MATERIAL PROVIDED:
|---|

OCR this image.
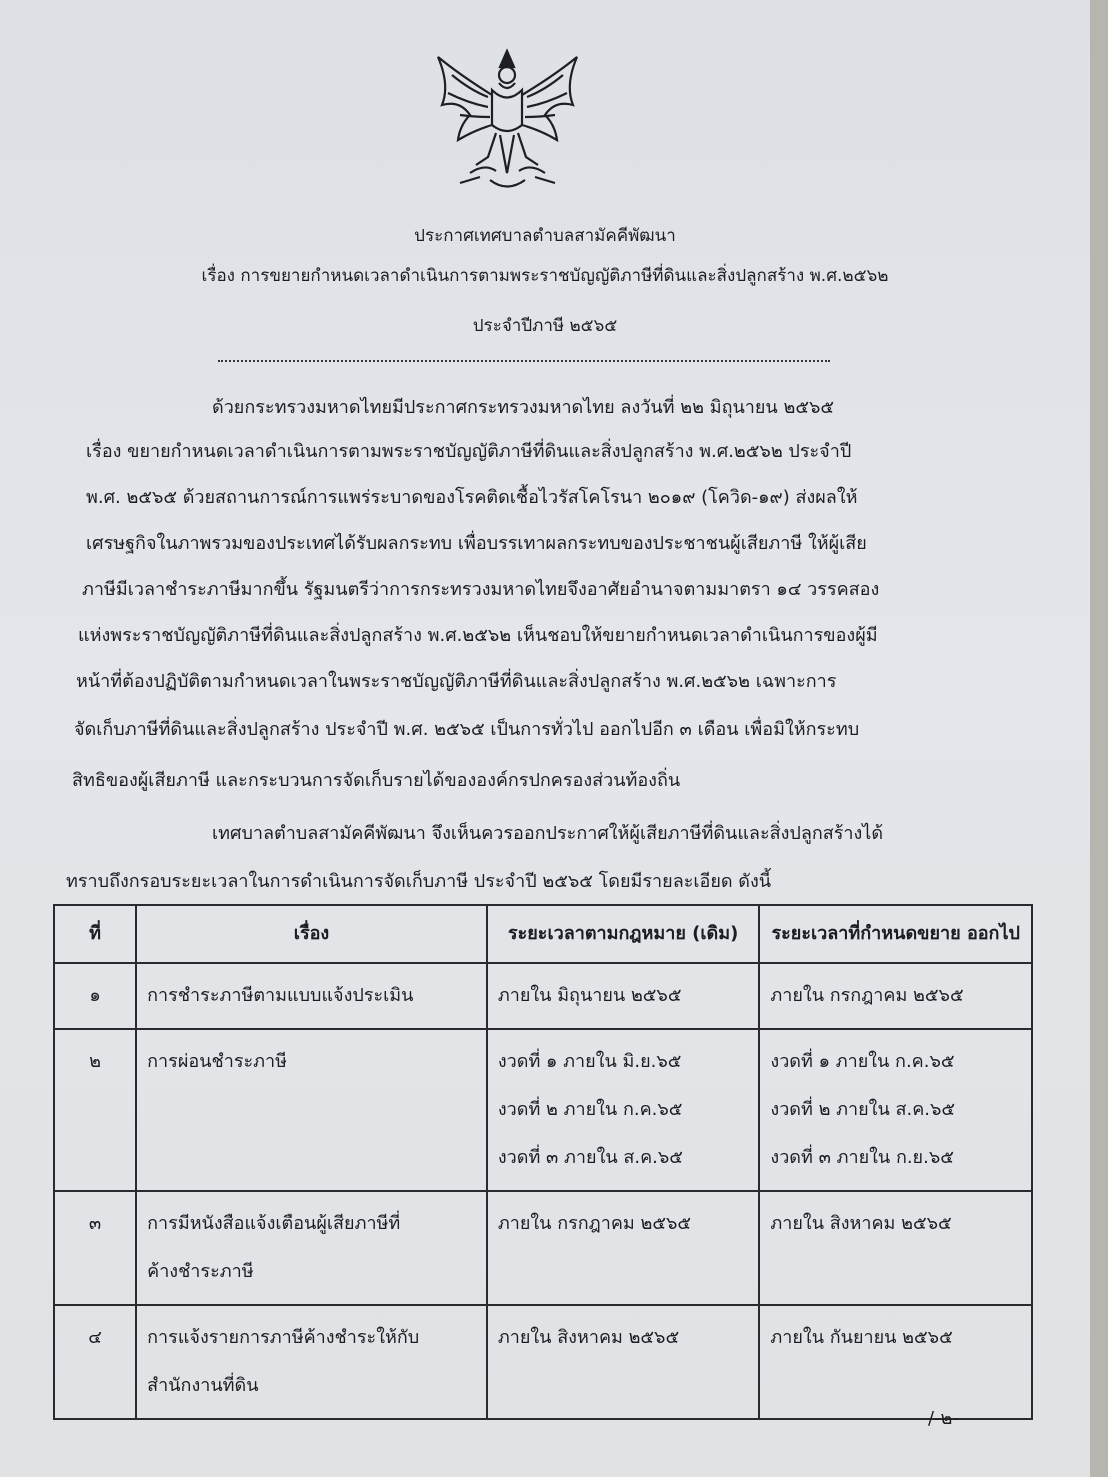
ประกาศเทศบาลตำบลสามัคคีพัฒนา
เรื่อง การขยายกำหนดเวลาดำเนินการตามพระราชบัญญัติภาษีที่ดินและสิ่งปลูกสร้าง พ.ศ.๒๕๖๒
ประจำปีภาษี ๒๕๖๕
ด้วยกระทรวงมหาดไทยมีประกาศกระทรวงมหาดไทย ลงวันที่ ๒๒ มิถุนายน ๒๕๖๕
เรื่อง ขยายกำหนดเวลาดำเนินการตามพระราชบัญญัติภาษีที่ดินและสิ่งปลูกสร้าง พ.ศ.๒๕๖๒ ประจำปี
พ.ศ. ๒๕๖๕ ด้วยสถานการณ์การแพร่ระบาดของโรคติดเชื้อไวรัสโคโรนา ๒๐๑๙ (โควิด-๑๙) ส่งผลให้
เศรษฐกิจในภาพรวมของประเทศได้รับผลกระทบ เพื่อบรรเทาผลกระทบของประชาชนผู้เสียภาษี ให้ผู้เสีย
ภาษีมีเวลาชำระภาษีมากขึ้น รัฐมนตรีว่าการกระทรวงมหาดไทยจึงอาศัยอำนาจตามมาตรา ๑๔ วรรคสอง
แห่งพระราชบัญญัติภาษีที่ดินและสิ่งปลูกสร้าง พ.ศ.๒๕๖๒ เห็นชอบให้ขยายกำหนดเวลาดำเนินการของผู้มี
หน้าที่ต้องปฏิบัติตามกำหนดเวลาในพระราชบัญญัติภาษีที่ดินและสิ่งปลูกสร้าง พ.ศ.๒๕๖๒ เฉพาะการ
จัดเก็บภาษีที่ดินและสิ่งปลูกสร้าง ประจำปี พ.ศ. ๒๕๖๕ เป็นการทั่วไป ออกไปอีก ๓ เดือน เพื่อมิให้กระทบ
สิทธิของผู้เสียภาษี และกระบวนการจัดเก็บรายได้ขององค์กรปกครองส่วนท้องถิ่น
เทศบาลตำบลสามัคคีพัฒนา จึงเห็นควรออกประกาศให้ผู้เสียภาษีที่ดินและสิ่งปลูกสร้างได้
ทราบถึงกรอบระยะเวลาในการดำเนินการจัดเก็บภาษี ประจำปี ๒๕๖๕ โดยมีรายละเอียด ดังนี้
ที่	เรื่อง	ระยะเวลาตามกฎหมาย (เดิม)	ระยะเวลาที่กำหนดขยาย ออกไป

๑	การชำระภาษีตามแบบแจ้งประเมิน	ภายใน มิถุนายน ๒๕๖๕	ภายใน กรกฎาคม ๒๕๖๕

๒	การผ่อนชำระภาษี	งวดที่ ๑ ภายใน มิ.ย.๖๕
งวดที่ ๒ ภายใน ก.ค.๖๕
งวดที่ ๓ ภายใน ส.ค.๖๕	งวดที่ ๑ ภายใน ก.ค.๖๕
งวดที่ ๒ ภายใน ส.ค.๖๕
งวดที่ ๓ ภายใน ก.ย.๖๕

๓	การมีหนังสือแจ้งเตือนผู้เสียภาษีที่
ค้างชำระภาษี	ภายใน กรกฎาคม ๒๕๖๕	ภายใน สิงหาคม ๒๕๖๕

๔	การแจ้งรายการภาษีค้างชำระให้กับ
สำนักงานที่ดิน	ภายใน สิงหาคม ๒๕๖๕	ภายใน กันยายน ๒๕๖๕
/-๒-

|---|

GIVEN INSTRUCTION:
Set every line down exactly as written, leaving each picture out.

ANSWER TO THE PROBLEM:
OCR this image.
ประกาศเทศบาลตำบลสามัคคีพัฒนา
เรื่อง การขยายกำหนดเวลาดำเนินการตามพระราชบัญญัติภาษีที่ดินและสิ่งปลูกสร้าง พ.ศ.๒๕๖๒
ประจำปีภาษี ๒๕๖๕
ด้วยกระทรวงมหาดไทยมีประกาศกระทรวงมหาดไทย ลงวันที่ ๒๒ มิถุนายน ๒๕๖๕
เรื่อง ขยายกำหนดเวลาดำเนินการตามพระราชบัญญัติภาษีที่ดินและสิ่งปลูกสร้าง พ.ศ.๒๕๖๒ ประจำปี
พ.ศ. ๒๕๖๕ ด้วยสถานการณ์การแพร่ระบาดของโรคติดเชื้อไวรัสโคโรนา ๒๐๑๙ (โควิด-๑๙) ส่งผลให้
เศรษฐกิจในภาพรวมของประเทศได้รับผลกระทบ เพื่อบรรเทาผลกระทบของประชาชนผู้เสียภาษี ให้ผู้เสีย
ภาษีมีเวลาชำระภาษีมากขึ้น รัฐมนตรีว่าการกระทรวงมหาดไทยจึงอาศัยอำนาจตามมาตรา ๑๔ วรรคสอง
แห่งพระราชบัญญัติภาษีที่ดินและสิ่งปลูกสร้าง พ.ศ.๒๕๖๒ เห็นชอบให้ขยายกำหนดเวลาดำเนินการของผู้มี
หน้าที่ต้องปฏิบัติตามกำหนดเวลาในพระราชบัญญัติภาษีที่ดินและสิ่งปลูกสร้าง พ.ศ.๒๕๖๒ เฉพาะการ
จัดเก็บภาษีที่ดินและสิ่งปลูกสร้าง ประจำปี พ.ศ. ๒๕๖๕ เป็นการทั่วไป ออกไปอีก ๓ เดือน เพื่อมิให้กระทบ
สิทธิของผู้เสียภาษี และกระบวนการจัดเก็บรายได้ขององค์กรปกครองส่วนท้องถิ่น
เทศบาลตำบลสามัคคีพัฒนา จึงเห็นควรออกประกาศให้ผู้เสียภาษีที่ดินและสิ่งปลูกสร้างได้
ทราบถึงกรอบระยะเวลาในการดำเนินการจัดเก็บภาษี ประจำปี ๒๕๖๕ โดยมีรายละเอียด ดังนี้
ที่	เรื่อง	ระยะเวลาตามกฎหมาย (เดิม)	ระยะเวลาที่กำหนดขยาย ออกไป

๑	การชำระภาษีตามแบบแจ้งประเมิน	ภายใน มิถุนายน ๒๕๖๕	ภายใน กรกฎาคม ๒๕๖๕

๒	การผ่อนชำระภาษี	งวดที่ ๑ ภายใน มิ.ย.๖๕
งวดที่ ๒ ภายใน ก.ค.๖๕
งวดที่ ๓ ภายใน ส.ค.๖๕	งวดที่ ๑ ภายใน ก.ค.๖๕
งวดที่ ๒ ภายใน ส.ค.๖๕
งวดที่ ๓ ภายใน ก.ย.๖๕

๓	การมีหนังสือแจ้งเตือนผู้เสียภาษีที่
ค้างชำระภาษี	ภายใน กรกฎาคม ๒๕๖๕	ภายใน สิงหาคม ๒๕๖๕

๔	การแจ้งรายการภาษีค้างชำระให้กับ
สำนักงานที่ดิน	ภายใน สิงหาคม ๒๕๖๕	ภายใน กันยายน ๒๕๖๕
/-๒-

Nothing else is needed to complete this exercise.